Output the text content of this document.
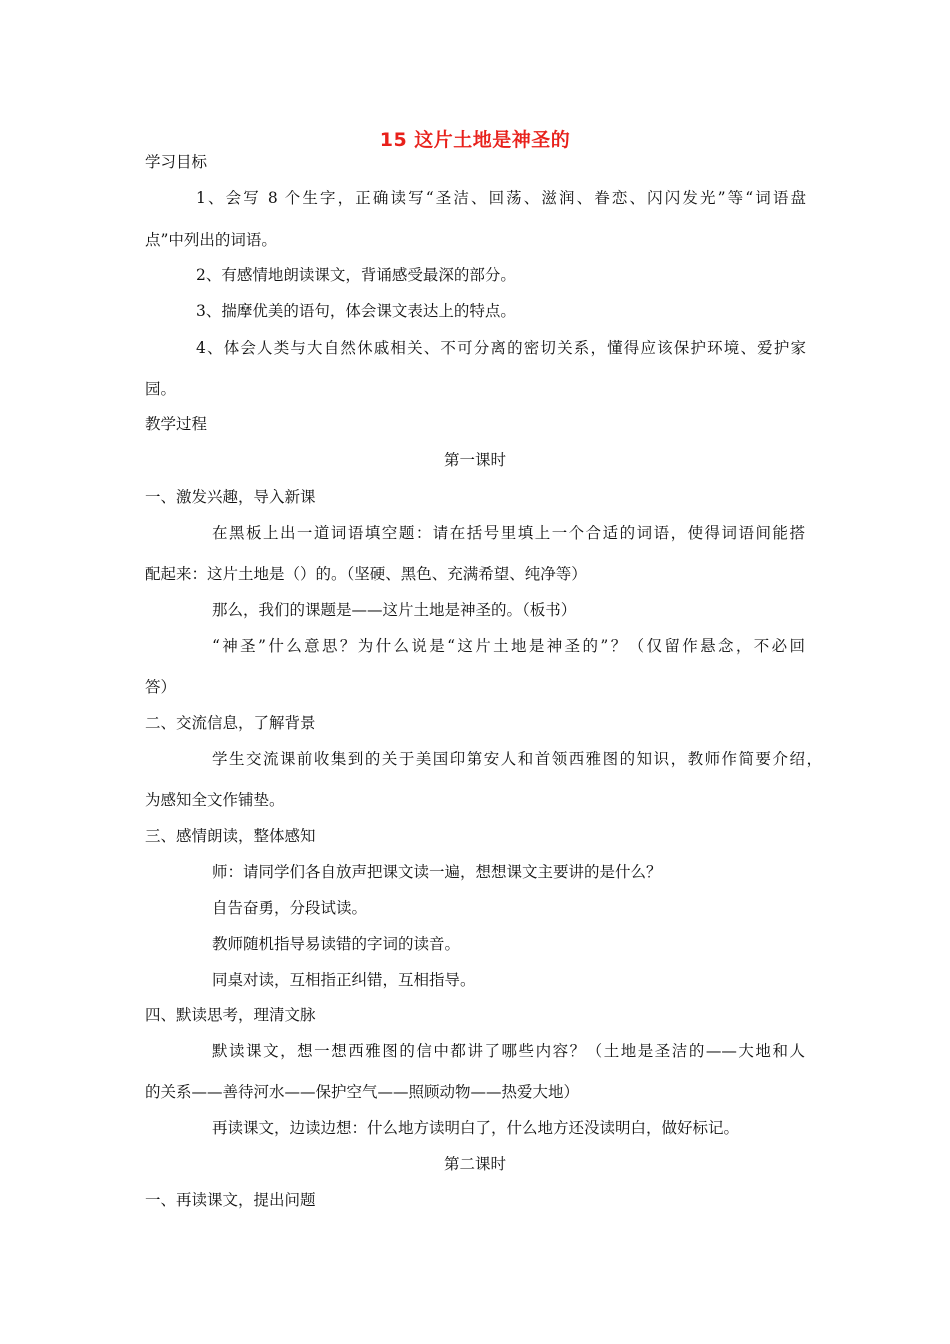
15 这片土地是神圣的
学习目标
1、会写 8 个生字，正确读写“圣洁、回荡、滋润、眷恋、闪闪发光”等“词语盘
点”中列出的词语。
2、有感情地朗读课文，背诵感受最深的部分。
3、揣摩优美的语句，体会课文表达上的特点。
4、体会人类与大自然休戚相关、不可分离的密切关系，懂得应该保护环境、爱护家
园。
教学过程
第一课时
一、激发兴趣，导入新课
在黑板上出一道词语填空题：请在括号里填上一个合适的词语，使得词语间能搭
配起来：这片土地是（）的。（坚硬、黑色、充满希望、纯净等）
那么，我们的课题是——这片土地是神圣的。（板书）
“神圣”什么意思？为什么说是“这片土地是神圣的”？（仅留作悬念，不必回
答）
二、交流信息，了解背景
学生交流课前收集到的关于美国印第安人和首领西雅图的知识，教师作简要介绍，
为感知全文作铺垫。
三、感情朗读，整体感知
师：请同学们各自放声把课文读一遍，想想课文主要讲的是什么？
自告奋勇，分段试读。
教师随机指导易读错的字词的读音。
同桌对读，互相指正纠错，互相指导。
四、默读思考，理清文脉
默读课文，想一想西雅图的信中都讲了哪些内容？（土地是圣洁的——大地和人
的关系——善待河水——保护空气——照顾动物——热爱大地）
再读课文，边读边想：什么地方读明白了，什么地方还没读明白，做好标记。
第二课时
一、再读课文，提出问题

## Required work
Give every record again exactly, apart from the pictures, which stay out.

## Completed exercise
Output the text content of this document.
15 这片土地是神圣的
学习目标
1、会写 8 个生字，正确读写“圣洁、回荡、滋润、眷恋、闪闪发光”等“词语盘
点”中列出的词语。
2、有感情地朗读课文，背诵感受最深的部分。
3、揣摩优美的语句，体会课文表达上的特点。
4、体会人类与大自然休戚相关、不可分离的密切关系，懂得应该保护环境、爱护家
园。
教学过程
第一课时
一、激发兴趣，导入新课
在黑板上出一道词语填空题：请在括号里填上一个合适的词语，使得词语间能搭
配起来：这片土地是（）的。（坚硬、黑色、充满希望、纯净等）
那么，我们的课题是——这片土地是神圣的。（板书）
“神圣”什么意思？为什么说是“这片土地是神圣的”？（仅留作悬念，不必回
答）
二、交流信息，了解背景
学生交流课前收集到的关于美国印第安人和首领西雅图的知识，教师作简要介绍，
为感知全文作铺垫。
三、感情朗读，整体感知
师：请同学们各自放声把课文读一遍，想想课文主要讲的是什么？
自告奋勇，分段试读。
教师随机指导易读错的字词的读音。
同桌对读，互相指正纠错，互相指导。
四、默读思考，理清文脉
默读课文，想一想西雅图的信中都讲了哪些内容？（土地是圣洁的——大地和人
的关系——善待河水——保护空气——照顾动物——热爱大地）
再读课文，边读边想：什么地方读明白了，什么地方还没读明白，做好标记。
第二课时
一、再读课文，提出问题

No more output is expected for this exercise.